A block of data
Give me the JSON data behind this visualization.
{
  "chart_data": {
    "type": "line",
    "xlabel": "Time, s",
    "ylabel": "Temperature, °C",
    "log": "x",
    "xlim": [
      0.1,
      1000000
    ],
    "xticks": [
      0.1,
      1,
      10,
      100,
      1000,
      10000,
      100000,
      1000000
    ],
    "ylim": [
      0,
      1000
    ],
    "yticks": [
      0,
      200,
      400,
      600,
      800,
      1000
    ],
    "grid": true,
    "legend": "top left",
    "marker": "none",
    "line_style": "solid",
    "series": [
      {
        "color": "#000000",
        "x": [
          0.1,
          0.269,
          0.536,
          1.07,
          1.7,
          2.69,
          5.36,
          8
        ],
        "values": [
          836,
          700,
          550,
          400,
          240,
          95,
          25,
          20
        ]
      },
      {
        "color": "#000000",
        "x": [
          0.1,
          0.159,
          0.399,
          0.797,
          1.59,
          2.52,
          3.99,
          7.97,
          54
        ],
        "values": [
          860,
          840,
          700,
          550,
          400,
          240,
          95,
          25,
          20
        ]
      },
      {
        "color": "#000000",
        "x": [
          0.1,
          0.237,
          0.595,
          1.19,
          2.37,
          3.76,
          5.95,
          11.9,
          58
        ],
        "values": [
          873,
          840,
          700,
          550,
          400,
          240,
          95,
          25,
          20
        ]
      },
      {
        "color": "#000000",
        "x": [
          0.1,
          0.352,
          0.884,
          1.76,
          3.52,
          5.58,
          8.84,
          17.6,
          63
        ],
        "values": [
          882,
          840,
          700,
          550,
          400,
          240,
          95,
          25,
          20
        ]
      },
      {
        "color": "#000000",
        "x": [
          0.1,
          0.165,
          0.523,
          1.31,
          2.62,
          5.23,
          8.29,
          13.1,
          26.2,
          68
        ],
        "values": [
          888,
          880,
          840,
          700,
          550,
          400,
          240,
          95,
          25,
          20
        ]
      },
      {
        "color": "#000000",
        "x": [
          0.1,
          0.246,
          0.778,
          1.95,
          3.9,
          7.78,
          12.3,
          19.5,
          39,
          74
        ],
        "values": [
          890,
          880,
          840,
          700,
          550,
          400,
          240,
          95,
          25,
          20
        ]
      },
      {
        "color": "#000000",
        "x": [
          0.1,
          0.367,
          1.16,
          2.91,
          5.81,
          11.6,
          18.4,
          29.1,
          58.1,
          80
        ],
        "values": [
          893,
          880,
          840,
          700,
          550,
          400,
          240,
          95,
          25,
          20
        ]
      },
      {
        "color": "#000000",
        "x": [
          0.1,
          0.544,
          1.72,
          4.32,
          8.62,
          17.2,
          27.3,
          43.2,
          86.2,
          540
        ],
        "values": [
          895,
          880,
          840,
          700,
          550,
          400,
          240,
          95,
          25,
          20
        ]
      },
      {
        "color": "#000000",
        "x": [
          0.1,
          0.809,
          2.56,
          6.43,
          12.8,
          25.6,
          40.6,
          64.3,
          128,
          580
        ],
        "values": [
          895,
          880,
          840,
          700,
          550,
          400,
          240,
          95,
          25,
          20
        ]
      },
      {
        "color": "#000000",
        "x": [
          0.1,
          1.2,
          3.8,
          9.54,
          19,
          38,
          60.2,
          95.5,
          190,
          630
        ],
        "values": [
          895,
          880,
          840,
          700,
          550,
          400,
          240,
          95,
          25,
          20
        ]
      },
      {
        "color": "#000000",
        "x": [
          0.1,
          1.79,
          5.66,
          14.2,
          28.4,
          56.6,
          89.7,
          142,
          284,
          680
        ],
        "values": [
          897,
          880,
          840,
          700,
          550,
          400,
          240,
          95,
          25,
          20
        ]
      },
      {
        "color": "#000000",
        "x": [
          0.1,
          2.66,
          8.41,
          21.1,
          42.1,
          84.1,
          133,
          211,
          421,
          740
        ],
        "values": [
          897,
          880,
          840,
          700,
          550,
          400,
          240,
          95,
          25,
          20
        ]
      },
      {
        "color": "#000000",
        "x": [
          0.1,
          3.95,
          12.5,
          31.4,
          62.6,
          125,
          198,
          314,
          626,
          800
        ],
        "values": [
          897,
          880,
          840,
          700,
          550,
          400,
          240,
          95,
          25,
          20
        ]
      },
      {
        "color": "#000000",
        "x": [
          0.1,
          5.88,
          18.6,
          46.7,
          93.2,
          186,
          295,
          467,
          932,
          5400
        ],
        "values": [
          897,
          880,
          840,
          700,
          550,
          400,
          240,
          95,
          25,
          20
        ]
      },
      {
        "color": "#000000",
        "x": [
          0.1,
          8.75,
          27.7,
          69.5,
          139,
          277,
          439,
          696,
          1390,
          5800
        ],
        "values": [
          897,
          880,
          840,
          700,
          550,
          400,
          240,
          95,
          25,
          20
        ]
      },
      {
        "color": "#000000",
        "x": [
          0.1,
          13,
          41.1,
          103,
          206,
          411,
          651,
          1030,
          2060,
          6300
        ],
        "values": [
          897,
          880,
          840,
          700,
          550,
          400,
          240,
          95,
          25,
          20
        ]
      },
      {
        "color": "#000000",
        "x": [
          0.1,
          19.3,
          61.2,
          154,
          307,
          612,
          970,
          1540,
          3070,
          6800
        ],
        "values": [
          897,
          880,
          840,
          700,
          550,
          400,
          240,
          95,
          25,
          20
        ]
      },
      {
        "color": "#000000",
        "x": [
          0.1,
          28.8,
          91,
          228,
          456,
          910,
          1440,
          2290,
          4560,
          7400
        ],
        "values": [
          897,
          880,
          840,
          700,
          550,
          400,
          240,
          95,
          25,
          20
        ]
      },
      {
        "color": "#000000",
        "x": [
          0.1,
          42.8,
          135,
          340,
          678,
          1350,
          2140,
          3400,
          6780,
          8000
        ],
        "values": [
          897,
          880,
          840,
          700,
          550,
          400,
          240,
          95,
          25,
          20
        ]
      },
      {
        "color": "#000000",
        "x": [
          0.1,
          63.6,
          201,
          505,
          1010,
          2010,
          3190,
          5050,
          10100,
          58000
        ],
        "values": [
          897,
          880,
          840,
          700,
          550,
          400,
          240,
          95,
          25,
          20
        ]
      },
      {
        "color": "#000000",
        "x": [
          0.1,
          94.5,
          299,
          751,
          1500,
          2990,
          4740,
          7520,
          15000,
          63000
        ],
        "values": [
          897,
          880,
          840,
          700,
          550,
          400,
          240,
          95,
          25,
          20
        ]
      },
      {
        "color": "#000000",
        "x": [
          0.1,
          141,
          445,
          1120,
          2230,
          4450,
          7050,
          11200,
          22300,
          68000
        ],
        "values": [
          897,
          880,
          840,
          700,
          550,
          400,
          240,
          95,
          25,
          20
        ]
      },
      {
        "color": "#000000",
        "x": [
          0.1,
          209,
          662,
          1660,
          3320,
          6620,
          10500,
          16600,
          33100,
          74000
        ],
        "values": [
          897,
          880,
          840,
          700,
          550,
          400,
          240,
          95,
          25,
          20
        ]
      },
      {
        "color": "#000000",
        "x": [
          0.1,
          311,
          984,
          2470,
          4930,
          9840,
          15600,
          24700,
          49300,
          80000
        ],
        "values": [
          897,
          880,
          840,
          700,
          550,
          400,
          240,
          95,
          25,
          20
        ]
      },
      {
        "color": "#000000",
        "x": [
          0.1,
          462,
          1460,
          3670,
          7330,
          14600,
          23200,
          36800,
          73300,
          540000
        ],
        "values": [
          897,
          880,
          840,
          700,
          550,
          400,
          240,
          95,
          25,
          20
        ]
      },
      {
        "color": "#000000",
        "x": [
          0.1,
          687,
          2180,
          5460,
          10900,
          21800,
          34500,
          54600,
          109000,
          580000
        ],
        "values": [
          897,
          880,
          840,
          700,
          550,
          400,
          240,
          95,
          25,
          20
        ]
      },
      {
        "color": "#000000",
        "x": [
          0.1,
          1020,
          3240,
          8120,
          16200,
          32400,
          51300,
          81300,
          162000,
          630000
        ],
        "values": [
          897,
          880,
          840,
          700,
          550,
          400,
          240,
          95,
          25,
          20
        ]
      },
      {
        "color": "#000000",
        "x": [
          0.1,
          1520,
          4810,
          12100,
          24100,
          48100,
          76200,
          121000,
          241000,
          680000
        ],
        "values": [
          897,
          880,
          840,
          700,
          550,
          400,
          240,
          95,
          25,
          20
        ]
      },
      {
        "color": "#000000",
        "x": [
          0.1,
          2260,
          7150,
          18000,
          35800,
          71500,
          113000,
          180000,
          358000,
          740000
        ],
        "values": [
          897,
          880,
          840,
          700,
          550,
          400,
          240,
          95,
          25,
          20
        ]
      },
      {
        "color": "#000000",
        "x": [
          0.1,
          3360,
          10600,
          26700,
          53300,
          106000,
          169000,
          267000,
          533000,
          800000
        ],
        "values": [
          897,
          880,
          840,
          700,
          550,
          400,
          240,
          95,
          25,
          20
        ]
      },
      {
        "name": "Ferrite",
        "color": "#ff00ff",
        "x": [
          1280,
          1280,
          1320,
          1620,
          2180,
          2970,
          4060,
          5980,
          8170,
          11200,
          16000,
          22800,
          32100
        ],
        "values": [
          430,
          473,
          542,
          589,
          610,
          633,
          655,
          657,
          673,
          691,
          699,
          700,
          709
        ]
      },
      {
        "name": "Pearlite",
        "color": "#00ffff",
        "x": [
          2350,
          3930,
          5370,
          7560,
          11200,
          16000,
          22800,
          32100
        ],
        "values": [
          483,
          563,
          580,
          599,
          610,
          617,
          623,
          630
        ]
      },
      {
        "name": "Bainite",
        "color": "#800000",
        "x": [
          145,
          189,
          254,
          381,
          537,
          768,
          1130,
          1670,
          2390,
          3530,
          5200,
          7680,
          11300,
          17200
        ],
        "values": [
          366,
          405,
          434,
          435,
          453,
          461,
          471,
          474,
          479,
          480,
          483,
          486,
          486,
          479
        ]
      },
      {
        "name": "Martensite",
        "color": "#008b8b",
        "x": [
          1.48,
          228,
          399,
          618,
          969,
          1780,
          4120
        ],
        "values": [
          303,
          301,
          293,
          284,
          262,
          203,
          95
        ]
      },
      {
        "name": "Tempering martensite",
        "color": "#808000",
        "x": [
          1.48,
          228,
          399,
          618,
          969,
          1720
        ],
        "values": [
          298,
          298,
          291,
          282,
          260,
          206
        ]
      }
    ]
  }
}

[Direction]: Check each line of the entries above, and show every one holding the word "name".

[Correct result]:
        "name": "Ferrite",
        "name": "Pearlite",
        "name": "Bainite",
        "name": "Martensite",
        "name": "Tempering martensite",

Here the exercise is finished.